Stored items from a collection:
----

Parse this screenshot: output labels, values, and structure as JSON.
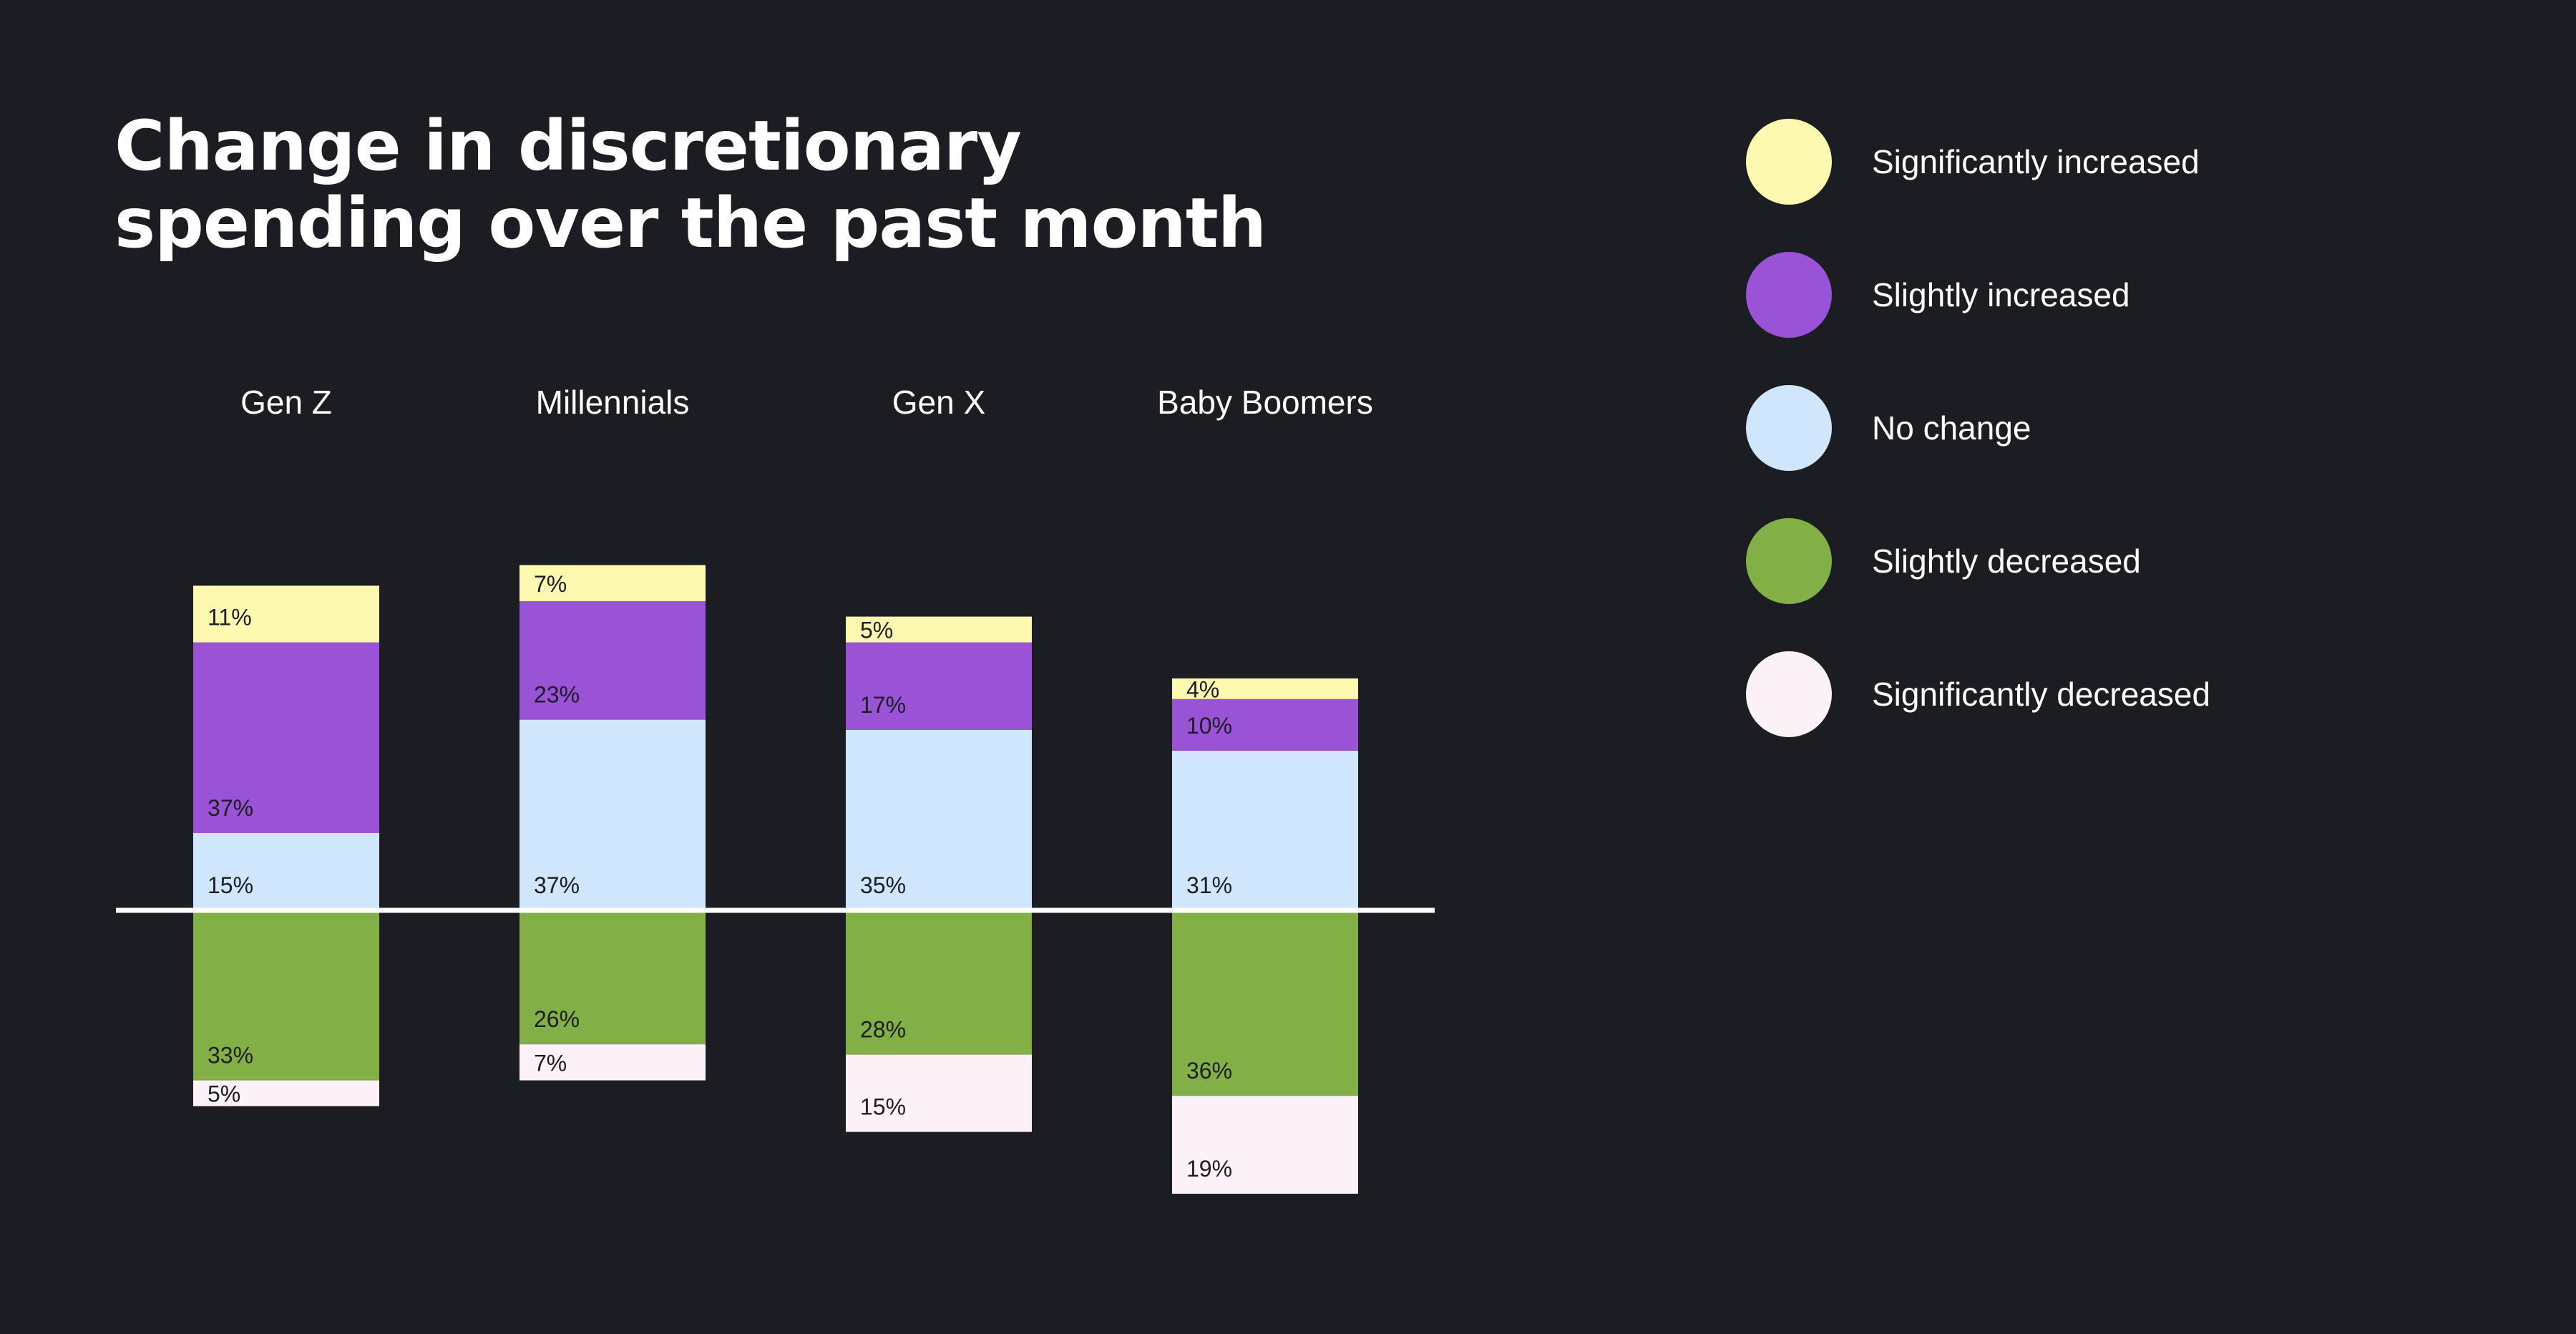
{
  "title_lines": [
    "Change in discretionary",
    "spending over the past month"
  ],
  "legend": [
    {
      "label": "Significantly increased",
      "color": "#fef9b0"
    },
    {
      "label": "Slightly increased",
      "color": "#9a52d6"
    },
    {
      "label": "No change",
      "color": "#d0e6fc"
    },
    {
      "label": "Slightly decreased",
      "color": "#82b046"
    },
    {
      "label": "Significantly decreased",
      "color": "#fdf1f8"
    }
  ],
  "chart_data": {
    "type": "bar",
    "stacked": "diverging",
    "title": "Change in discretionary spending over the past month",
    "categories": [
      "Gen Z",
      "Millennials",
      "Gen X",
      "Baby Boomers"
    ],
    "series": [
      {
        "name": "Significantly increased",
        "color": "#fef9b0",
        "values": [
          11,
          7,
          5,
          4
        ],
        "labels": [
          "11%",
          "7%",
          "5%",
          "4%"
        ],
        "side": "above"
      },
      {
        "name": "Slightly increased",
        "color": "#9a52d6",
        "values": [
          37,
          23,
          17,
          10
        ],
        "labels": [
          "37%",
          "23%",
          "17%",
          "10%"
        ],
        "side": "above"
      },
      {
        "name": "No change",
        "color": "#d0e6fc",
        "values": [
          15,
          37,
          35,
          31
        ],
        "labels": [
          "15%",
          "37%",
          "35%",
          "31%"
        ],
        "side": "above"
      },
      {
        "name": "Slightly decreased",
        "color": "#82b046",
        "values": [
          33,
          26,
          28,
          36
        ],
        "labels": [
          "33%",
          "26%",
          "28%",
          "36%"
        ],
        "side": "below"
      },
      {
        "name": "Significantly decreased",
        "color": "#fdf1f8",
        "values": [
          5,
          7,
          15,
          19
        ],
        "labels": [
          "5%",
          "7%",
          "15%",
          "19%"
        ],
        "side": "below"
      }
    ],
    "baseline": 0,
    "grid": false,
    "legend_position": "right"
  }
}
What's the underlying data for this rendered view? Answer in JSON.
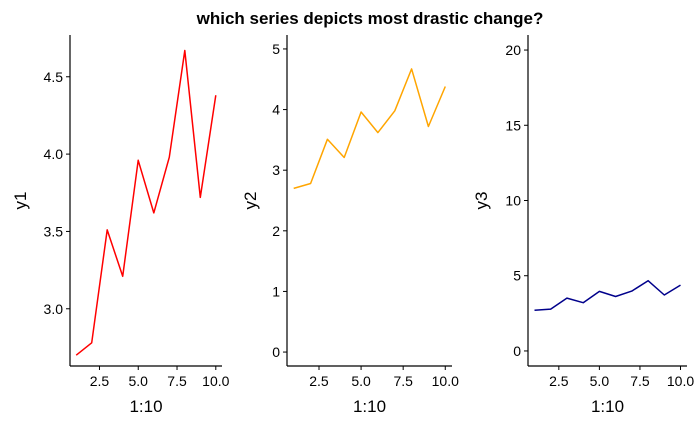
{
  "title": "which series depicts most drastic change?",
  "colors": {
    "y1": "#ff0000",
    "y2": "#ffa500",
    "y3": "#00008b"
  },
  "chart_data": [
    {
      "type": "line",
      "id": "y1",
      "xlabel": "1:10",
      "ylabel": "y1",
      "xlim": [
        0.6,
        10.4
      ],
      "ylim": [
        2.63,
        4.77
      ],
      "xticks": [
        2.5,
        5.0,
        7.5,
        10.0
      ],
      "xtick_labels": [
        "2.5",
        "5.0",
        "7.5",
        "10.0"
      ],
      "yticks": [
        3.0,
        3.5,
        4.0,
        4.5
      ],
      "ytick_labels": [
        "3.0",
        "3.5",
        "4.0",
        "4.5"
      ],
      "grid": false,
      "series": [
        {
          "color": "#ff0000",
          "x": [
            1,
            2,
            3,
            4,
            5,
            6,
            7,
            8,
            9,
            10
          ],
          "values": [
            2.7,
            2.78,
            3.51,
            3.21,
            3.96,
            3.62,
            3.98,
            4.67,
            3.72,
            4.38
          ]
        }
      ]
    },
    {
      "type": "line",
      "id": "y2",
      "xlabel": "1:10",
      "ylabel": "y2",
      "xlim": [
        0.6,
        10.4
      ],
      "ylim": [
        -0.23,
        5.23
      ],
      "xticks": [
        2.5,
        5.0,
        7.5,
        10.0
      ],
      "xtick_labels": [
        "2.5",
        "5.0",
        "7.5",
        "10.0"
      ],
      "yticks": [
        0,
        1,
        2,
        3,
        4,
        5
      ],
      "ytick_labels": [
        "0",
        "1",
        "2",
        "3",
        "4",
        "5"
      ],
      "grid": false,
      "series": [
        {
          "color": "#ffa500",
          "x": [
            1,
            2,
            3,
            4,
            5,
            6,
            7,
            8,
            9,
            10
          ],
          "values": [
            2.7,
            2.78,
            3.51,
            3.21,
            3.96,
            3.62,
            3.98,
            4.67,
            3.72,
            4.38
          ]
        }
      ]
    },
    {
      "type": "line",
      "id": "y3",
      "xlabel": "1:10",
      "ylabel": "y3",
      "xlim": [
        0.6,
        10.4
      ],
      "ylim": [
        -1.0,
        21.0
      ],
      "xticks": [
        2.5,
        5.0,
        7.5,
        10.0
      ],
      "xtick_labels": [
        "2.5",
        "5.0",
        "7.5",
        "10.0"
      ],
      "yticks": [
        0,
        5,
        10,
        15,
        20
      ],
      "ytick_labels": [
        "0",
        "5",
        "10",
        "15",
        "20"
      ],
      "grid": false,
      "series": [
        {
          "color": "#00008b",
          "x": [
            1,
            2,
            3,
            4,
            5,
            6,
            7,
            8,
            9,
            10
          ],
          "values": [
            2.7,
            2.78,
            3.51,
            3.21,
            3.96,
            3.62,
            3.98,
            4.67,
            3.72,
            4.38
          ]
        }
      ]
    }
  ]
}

----

Written task: Scan the material above. Copy each line that holds the word "spending".

Response below:
    "spending over the past month"
    "title": "Change in discretionary spending over the past month",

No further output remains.